Set problem
Copy the entries exactly, beginning at their first line and stopping after the line that contains "peak: increasingly steep".

[Data items]
— START —

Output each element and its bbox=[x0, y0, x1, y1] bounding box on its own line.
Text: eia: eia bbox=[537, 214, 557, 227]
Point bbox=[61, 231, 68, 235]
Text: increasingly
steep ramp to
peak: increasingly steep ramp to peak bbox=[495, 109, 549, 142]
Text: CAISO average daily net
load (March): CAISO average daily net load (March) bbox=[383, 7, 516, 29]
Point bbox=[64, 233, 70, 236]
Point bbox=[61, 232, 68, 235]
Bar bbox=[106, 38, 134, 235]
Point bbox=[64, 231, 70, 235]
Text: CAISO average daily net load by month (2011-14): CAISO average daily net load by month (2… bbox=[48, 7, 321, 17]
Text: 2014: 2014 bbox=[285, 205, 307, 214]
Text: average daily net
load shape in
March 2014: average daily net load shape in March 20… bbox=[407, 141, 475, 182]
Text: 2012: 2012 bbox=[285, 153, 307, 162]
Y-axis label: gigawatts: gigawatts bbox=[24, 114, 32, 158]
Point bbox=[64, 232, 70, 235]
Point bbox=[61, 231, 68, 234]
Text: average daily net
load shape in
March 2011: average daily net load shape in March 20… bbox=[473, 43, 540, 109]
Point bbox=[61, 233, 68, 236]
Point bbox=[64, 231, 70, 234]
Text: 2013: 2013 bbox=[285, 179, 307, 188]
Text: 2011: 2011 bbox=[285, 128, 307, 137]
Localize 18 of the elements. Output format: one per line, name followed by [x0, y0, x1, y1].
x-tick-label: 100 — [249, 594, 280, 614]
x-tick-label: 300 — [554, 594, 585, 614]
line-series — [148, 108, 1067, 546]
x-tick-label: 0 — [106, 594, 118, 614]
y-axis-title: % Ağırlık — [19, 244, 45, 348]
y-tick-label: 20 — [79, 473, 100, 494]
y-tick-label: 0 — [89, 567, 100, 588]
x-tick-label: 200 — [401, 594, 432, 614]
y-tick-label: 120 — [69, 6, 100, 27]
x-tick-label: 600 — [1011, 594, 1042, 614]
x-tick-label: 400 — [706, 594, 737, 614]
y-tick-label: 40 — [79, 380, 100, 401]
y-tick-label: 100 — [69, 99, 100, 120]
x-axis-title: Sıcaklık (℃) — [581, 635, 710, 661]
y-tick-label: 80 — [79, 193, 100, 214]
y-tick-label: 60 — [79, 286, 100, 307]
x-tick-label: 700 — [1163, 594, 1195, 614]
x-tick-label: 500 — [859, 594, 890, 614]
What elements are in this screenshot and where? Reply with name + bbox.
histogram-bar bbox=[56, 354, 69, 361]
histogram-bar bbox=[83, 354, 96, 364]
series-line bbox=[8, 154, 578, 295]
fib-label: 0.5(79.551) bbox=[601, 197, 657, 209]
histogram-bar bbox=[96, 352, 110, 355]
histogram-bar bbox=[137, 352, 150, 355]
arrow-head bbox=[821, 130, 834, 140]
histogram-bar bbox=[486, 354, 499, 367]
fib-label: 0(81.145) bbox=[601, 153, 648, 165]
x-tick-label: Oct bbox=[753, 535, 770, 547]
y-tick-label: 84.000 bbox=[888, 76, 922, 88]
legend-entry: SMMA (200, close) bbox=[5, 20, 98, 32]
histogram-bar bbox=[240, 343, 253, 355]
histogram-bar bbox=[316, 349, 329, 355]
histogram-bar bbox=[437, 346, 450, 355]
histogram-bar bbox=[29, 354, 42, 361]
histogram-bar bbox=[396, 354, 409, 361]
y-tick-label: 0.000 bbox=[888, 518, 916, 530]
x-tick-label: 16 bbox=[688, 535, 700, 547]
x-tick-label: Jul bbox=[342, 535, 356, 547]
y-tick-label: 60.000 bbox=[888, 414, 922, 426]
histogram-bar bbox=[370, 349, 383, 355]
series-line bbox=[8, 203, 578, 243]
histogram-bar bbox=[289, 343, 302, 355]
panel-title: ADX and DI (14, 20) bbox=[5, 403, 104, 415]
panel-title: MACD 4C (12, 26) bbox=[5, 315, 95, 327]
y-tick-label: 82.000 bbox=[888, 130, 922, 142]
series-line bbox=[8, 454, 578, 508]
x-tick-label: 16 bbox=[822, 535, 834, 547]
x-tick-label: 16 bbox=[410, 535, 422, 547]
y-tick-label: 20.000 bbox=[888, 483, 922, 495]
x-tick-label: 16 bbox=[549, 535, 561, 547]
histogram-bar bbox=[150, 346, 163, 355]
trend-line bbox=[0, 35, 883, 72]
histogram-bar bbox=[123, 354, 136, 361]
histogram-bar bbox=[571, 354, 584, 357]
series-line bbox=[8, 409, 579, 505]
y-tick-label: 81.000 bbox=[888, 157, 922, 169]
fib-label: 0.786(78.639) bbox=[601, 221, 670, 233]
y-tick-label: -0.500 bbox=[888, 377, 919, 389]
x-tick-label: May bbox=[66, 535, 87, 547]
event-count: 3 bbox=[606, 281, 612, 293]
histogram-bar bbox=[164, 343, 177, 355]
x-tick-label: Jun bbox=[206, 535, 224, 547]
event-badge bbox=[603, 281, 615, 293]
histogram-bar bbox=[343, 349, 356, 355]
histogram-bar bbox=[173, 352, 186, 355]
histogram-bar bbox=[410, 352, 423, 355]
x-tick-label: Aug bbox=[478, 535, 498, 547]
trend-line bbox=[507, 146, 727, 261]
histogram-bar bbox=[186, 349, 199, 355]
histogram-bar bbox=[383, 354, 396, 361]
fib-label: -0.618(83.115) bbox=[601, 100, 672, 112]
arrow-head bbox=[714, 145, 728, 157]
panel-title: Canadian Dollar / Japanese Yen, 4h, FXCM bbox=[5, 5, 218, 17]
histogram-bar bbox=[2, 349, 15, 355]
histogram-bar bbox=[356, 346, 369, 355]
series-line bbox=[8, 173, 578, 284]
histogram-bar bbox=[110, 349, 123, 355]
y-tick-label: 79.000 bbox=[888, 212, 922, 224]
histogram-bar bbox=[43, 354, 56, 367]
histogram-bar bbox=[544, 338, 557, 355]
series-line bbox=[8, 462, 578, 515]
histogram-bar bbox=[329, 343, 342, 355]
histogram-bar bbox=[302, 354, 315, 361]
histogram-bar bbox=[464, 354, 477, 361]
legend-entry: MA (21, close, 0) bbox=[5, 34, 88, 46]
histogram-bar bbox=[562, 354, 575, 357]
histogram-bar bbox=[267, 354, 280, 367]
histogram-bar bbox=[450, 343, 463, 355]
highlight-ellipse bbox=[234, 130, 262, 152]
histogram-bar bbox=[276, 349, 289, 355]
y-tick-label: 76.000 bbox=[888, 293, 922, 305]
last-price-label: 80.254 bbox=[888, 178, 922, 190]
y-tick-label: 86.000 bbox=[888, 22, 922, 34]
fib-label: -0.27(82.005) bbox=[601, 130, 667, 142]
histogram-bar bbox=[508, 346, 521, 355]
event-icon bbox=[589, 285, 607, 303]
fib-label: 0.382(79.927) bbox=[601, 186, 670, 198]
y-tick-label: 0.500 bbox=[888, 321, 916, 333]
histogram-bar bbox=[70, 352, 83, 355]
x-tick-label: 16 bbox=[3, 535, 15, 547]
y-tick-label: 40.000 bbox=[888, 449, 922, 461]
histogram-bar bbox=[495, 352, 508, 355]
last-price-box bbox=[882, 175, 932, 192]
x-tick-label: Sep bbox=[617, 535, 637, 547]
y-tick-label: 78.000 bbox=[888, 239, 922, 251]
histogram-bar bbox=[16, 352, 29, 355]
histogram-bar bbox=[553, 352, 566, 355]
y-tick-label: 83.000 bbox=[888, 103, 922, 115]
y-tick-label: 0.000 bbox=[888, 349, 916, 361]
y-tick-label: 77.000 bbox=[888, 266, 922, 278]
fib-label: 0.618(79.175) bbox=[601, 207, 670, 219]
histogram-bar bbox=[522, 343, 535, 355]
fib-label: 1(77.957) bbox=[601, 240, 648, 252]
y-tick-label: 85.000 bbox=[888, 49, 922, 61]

— END —

Solution for this exercise
Output each element and its bbox=[x0, y0, x1, y1] bounding box on its own line.
Text: eia: eia bbox=[537, 214, 557, 227]
Point bbox=[61, 231, 68, 235]
Text: increasingly
steep ramp to
peak: increasingly steep ramp to peak bbox=[495, 109, 549, 142]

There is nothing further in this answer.